((
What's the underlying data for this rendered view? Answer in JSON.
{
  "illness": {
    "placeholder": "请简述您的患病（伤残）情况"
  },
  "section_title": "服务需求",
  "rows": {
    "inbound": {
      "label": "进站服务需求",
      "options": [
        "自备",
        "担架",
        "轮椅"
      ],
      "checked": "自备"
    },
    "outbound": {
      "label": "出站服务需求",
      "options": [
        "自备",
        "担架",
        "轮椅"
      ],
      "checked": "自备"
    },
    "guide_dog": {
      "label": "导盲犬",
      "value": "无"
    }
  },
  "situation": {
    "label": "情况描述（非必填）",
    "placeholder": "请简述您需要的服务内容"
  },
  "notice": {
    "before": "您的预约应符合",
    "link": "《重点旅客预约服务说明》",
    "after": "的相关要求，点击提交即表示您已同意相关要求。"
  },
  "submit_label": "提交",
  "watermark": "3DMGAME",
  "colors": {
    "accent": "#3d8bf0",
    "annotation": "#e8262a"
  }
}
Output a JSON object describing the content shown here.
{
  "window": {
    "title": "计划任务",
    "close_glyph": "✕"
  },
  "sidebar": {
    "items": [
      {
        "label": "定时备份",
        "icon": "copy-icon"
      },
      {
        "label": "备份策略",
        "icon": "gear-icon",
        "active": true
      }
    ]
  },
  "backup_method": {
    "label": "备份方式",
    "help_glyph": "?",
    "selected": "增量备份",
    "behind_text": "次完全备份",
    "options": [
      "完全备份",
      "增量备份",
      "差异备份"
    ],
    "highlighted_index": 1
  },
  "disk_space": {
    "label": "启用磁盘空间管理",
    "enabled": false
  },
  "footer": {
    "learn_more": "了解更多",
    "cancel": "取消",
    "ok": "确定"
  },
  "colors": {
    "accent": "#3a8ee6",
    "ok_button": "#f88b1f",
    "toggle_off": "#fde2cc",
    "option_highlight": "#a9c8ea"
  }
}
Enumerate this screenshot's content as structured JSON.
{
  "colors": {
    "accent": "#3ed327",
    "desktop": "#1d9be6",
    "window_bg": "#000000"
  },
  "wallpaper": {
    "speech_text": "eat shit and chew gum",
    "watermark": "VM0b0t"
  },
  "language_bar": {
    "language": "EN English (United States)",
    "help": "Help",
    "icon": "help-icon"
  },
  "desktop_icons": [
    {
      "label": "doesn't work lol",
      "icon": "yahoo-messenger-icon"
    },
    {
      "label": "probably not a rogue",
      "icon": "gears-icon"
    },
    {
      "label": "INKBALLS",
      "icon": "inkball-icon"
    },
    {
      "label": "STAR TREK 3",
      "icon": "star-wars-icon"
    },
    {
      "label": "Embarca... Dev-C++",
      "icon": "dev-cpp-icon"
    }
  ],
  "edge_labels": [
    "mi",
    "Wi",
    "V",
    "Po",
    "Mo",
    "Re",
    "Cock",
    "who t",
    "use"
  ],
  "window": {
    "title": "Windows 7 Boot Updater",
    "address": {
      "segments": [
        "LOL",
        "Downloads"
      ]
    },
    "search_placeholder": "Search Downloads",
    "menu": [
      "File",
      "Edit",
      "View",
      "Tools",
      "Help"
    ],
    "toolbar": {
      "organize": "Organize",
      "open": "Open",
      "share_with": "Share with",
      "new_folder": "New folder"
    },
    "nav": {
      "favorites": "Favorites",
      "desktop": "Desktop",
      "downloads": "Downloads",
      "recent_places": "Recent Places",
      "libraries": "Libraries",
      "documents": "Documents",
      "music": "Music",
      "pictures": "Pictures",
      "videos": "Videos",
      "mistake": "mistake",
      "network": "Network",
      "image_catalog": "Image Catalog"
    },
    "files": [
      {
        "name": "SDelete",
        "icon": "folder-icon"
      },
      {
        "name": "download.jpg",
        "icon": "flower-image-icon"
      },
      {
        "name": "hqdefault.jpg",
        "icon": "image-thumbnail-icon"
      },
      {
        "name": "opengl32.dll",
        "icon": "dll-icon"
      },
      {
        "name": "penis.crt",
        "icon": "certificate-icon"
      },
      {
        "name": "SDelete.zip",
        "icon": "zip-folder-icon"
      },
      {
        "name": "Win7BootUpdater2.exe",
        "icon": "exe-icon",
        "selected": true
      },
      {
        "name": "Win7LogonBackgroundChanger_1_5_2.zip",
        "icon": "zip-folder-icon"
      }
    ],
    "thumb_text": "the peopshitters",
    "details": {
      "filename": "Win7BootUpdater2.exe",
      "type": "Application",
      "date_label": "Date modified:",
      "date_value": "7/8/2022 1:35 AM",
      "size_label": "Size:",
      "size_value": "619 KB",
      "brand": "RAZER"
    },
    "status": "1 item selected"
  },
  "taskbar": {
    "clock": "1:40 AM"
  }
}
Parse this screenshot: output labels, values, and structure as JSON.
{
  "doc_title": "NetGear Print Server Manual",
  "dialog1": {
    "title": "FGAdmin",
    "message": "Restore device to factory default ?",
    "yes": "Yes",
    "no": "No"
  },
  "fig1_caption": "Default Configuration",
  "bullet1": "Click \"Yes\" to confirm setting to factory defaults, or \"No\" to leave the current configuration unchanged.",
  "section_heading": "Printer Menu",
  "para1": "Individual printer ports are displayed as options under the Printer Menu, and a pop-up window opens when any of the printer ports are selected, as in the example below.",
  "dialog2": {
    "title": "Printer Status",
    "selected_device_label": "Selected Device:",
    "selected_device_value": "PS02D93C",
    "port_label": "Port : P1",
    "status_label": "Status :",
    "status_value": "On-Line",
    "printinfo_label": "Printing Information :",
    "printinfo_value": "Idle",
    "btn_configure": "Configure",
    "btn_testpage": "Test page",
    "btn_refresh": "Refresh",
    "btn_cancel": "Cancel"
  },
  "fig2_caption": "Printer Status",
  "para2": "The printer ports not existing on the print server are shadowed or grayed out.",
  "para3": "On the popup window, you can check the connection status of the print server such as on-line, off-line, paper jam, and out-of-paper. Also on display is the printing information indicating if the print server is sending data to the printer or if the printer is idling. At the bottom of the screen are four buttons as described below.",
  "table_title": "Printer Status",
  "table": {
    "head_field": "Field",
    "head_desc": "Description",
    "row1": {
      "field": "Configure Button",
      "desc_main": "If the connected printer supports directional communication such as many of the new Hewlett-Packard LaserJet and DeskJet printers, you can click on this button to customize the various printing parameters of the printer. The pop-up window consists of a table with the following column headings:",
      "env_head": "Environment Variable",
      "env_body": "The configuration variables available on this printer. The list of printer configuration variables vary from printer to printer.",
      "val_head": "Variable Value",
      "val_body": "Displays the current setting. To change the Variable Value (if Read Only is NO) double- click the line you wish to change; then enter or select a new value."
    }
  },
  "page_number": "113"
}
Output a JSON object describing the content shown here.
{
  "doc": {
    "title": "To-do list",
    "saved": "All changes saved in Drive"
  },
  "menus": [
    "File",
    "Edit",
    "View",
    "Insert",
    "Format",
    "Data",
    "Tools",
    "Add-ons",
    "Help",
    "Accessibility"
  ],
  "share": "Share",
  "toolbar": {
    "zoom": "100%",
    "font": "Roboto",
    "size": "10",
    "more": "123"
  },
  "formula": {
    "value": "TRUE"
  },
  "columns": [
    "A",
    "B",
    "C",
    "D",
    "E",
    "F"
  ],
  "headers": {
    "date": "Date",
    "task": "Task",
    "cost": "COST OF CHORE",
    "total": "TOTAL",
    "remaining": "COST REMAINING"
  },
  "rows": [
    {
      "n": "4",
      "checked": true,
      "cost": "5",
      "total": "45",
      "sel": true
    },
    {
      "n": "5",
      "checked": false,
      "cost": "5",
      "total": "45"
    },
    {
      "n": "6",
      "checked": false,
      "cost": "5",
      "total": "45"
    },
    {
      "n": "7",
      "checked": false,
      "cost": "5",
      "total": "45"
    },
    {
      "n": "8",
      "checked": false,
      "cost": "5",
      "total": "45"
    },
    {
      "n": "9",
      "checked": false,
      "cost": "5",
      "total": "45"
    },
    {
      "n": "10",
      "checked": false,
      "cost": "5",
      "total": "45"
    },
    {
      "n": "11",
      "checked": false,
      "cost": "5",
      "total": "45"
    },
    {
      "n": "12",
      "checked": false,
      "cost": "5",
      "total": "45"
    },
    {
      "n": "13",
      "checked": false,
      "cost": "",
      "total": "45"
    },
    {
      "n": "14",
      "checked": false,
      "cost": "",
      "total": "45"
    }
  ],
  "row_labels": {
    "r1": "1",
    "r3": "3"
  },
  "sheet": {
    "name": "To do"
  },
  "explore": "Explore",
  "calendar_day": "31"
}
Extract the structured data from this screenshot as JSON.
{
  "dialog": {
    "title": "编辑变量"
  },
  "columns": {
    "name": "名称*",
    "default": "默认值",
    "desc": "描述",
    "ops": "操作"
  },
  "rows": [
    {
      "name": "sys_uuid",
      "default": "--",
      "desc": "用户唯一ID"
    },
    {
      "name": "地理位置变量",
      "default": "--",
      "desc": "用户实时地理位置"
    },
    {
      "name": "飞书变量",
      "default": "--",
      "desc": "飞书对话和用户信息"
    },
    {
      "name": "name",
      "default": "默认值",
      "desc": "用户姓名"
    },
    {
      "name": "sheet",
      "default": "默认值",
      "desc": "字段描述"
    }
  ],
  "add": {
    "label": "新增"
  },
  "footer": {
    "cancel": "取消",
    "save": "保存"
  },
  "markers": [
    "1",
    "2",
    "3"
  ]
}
))
**TASK DESCRIPTION**
Reproduce every line of the listing above in which the string "factory" appears.

**TASK SOLUTION**
    "message": "Restore device to factory default ?",
  "bullet1": "Click \"Yes\" to confirm setting to factory defaults, or \"No\" to leave the current configuration unchanged.",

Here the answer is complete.